The problem: Extract every line where the string "Acquire" appears.

+++ Data for this exercise +++

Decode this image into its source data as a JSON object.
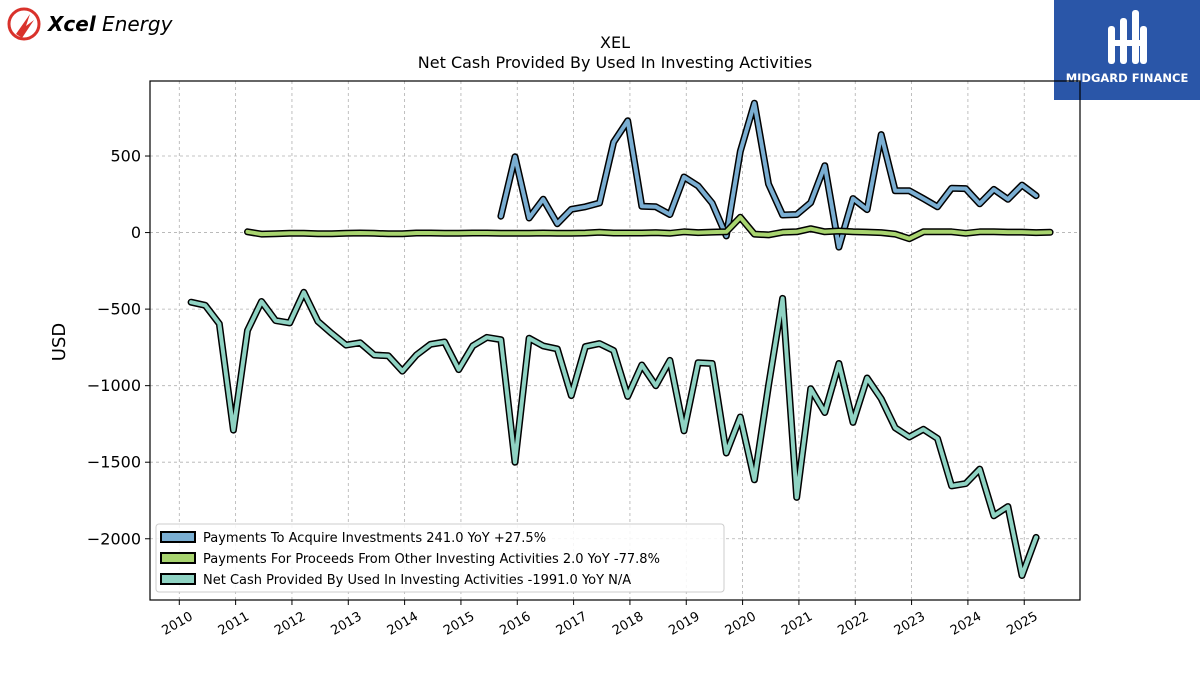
{
  "brand_left": {
    "name": "Xcel Energy",
    "accent": "#d9322b"
  },
  "brand_right": {
    "name": "MIDGARD FINANCE",
    "bg": "#2a56a8"
  },
  "chart_data": {
    "type": "line",
    "ticker": "XEL",
    "title": "Net Cash Provided By Used In Investing Activities",
    "ylabel": "USD",
    "ylim": [
      -2400,
      990
    ],
    "yticks": [
      500,
      0,
      -500,
      -1000,
      -1500,
      -2000
    ],
    "ytick_labels": [
      "500",
      "0",
      "−500",
      "−1000",
      "−1500",
      "−2000"
    ],
    "xlim": [
      2009.48,
      2025.99
    ],
    "xticks": [
      2010,
      2011,
      2012,
      2013,
      2014,
      2015,
      2016,
      2017,
      2018,
      2019,
      2020,
      2021,
      2022,
      2023,
      2024,
      2025
    ],
    "xtick_labels": [
      "2010",
      "2011",
      "2012",
      "2013",
      "2014",
      "2015",
      "2016",
      "2017",
      "2018",
      "2019",
      "2020",
      "2021",
      "2022",
      "2023",
      "2024",
      "2025"
    ],
    "grid": true,
    "legend_position": "lower-left",
    "series": [
      {
        "name": "Payments To Acquire Investments",
        "legend_label": "Payments To Acquire Investments  241.0 YoY +27.5%",
        "color": "#7aaed2",
        "points": [
          [
            2015.71,
            107
          ],
          [
            2015.96,
            495
          ],
          [
            2016.21,
            95
          ],
          [
            2016.46,
            218
          ],
          [
            2016.71,
            58
          ],
          [
            2016.96,
            152
          ],
          [
            2017.21,
            168
          ],
          [
            2017.46,
            193
          ],
          [
            2017.71,
            590
          ],
          [
            2017.96,
            730
          ],
          [
            2018.21,
            172
          ],
          [
            2018.46,
            168
          ],
          [
            2018.71,
            118
          ],
          [
            2018.96,
            363
          ],
          [
            2019.21,
            305
          ],
          [
            2019.46,
            192
          ],
          [
            2019.71,
            -22
          ],
          [
            2019.96,
            530
          ],
          [
            2020.21,
            845
          ],
          [
            2020.46,
            318
          ],
          [
            2020.71,
            115
          ],
          [
            2020.96,
            118
          ],
          [
            2021.21,
            195
          ],
          [
            2021.46,
            437
          ],
          [
            2021.71,
            -95
          ],
          [
            2021.96,
            222
          ],
          [
            2022.21,
            150
          ],
          [
            2022.46,
            640
          ],
          [
            2022.71,
            273
          ],
          [
            2022.96,
            273
          ],
          [
            2023.21,
            222
          ],
          [
            2023.46,
            168
          ],
          [
            2023.71,
            290
          ],
          [
            2023.96,
            287
          ],
          [
            2024.21,
            188
          ],
          [
            2024.46,
            282
          ],
          [
            2024.71,
            217
          ],
          [
            2024.96,
            310
          ],
          [
            2025.21,
            241
          ]
        ]
      },
      {
        "name": "Payments For Proceeds From Other Investing Activities",
        "legend_label": "Payments For Proceeds From Other Investing Activities  2.0 YoY -77.8%",
        "color": "#a8d46f",
        "points": [
          [
            2011.21,
            5
          ],
          [
            2011.46,
            -10
          ],
          [
            2011.71,
            -8
          ],
          [
            2011.96,
            -5
          ],
          [
            2012.21,
            -5
          ],
          [
            2012.46,
            -8
          ],
          [
            2012.71,
            -8
          ],
          [
            2012.96,
            -5
          ],
          [
            2013.21,
            -3
          ],
          [
            2013.46,
            -5
          ],
          [
            2013.71,
            -8
          ],
          [
            2013.96,
            -8
          ],
          [
            2014.21,
            -3
          ],
          [
            2014.46,
            -3
          ],
          [
            2014.71,
            -5
          ],
          [
            2014.96,
            -5
          ],
          [
            2015.21,
            -3
          ],
          [
            2015.46,
            -3
          ],
          [
            2015.71,
            -5
          ],
          [
            2015.96,
            -5
          ],
          [
            2016.21,
            -5
          ],
          [
            2016.46,
            -3
          ],
          [
            2016.71,
            -5
          ],
          [
            2016.96,
            -5
          ],
          [
            2017.21,
            -3
          ],
          [
            2017.46,
            2
          ],
          [
            2017.71,
            -3
          ],
          [
            2017.96,
            -3
          ],
          [
            2018.21,
            -3
          ],
          [
            2018.46,
            0
          ],
          [
            2018.71,
            -5
          ],
          [
            2018.96,
            5
          ],
          [
            2019.21,
            0
          ],
          [
            2019.46,
            3
          ],
          [
            2019.71,
            5
          ],
          [
            2019.96,
            100
          ],
          [
            2020.21,
            -10
          ],
          [
            2020.46,
            -15
          ],
          [
            2020.71,
            2
          ],
          [
            2020.96,
            5
          ],
          [
            2021.21,
            25
          ],
          [
            2021.46,
            5
          ],
          [
            2021.71,
            10
          ],
          [
            2021.96,
            5
          ],
          [
            2022.21,
            3
          ],
          [
            2022.46,
            0
          ],
          [
            2022.71,
            -10
          ],
          [
            2022.96,
            -40
          ],
          [
            2023.21,
            5
          ],
          [
            2023.46,
            5
          ],
          [
            2023.71,
            5
          ],
          [
            2023.96,
            -5
          ],
          [
            2024.21,
            5
          ],
          [
            2024.46,
            5
          ],
          [
            2024.71,
            3
          ],
          [
            2024.96,
            3
          ],
          [
            2025.21,
            0
          ],
          [
            2025.46,
            2
          ]
        ]
      },
      {
        "name": "Net Cash Provided By Used In Investing Activities",
        "legend_label": "Net Cash Provided By Used In Investing Activities  -1991.0 YoY N/A",
        "color": "#8fd3c3",
        "points": [
          [
            2010.21,
            -455
          ],
          [
            2010.46,
            -475
          ],
          [
            2010.71,
            -595
          ],
          [
            2010.96,
            -1290
          ],
          [
            2011.21,
            -640
          ],
          [
            2011.46,
            -450
          ],
          [
            2011.71,
            -575
          ],
          [
            2011.96,
            -590
          ],
          [
            2012.21,
            -390
          ],
          [
            2012.46,
            -580
          ],
          [
            2012.71,
            -660
          ],
          [
            2012.96,
            -735
          ],
          [
            2013.21,
            -720
          ],
          [
            2013.46,
            -800
          ],
          [
            2013.71,
            -805
          ],
          [
            2013.96,
            -905
          ],
          [
            2014.21,
            -800
          ],
          [
            2014.46,
            -730
          ],
          [
            2014.71,
            -715
          ],
          [
            2014.96,
            -895
          ],
          [
            2015.21,
            -740
          ],
          [
            2015.46,
            -685
          ],
          [
            2015.71,
            -700
          ],
          [
            2015.96,
            -1500
          ],
          [
            2016.21,
            -690
          ],
          [
            2016.46,
            -740
          ],
          [
            2016.71,
            -760
          ],
          [
            2016.96,
            -1065
          ],
          [
            2017.21,
            -745
          ],
          [
            2017.46,
            -725
          ],
          [
            2017.71,
            -770
          ],
          [
            2017.96,
            -1070
          ],
          [
            2018.21,
            -865
          ],
          [
            2018.46,
            -1000
          ],
          [
            2018.71,
            -835
          ],
          [
            2018.96,
            -1295
          ],
          [
            2019.21,
            -850
          ],
          [
            2019.46,
            -855
          ],
          [
            2019.71,
            -1440
          ],
          [
            2019.96,
            -1205
          ],
          [
            2020.21,
            -1615
          ],
          [
            2020.46,
            -1000
          ],
          [
            2020.71,
            -430
          ],
          [
            2020.96,
            -1730
          ],
          [
            2021.21,
            -1020
          ],
          [
            2021.46,
            -1175
          ],
          [
            2021.71,
            -855
          ],
          [
            2021.96,
            -1240
          ],
          [
            2022.21,
            -950
          ],
          [
            2022.46,
            -1085
          ],
          [
            2022.71,
            -1275
          ],
          [
            2022.96,
            -1335
          ],
          [
            2023.21,
            -1285
          ],
          [
            2023.46,
            -1345
          ],
          [
            2023.71,
            -1655
          ],
          [
            2023.96,
            -1640
          ],
          [
            2024.21,
            -1545
          ],
          [
            2024.46,
            -1850
          ],
          [
            2024.71,
            -1790
          ],
          [
            2024.96,
            -2240
          ],
          [
            2025.21,
            -1991
          ]
        ]
      }
    ]
  }
}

+++

Solution to this problem:
        "name": "Payments To Acquire Investments",
        "legend_label": "Payments To Acquire Investments  241.0 YoY +27.5%",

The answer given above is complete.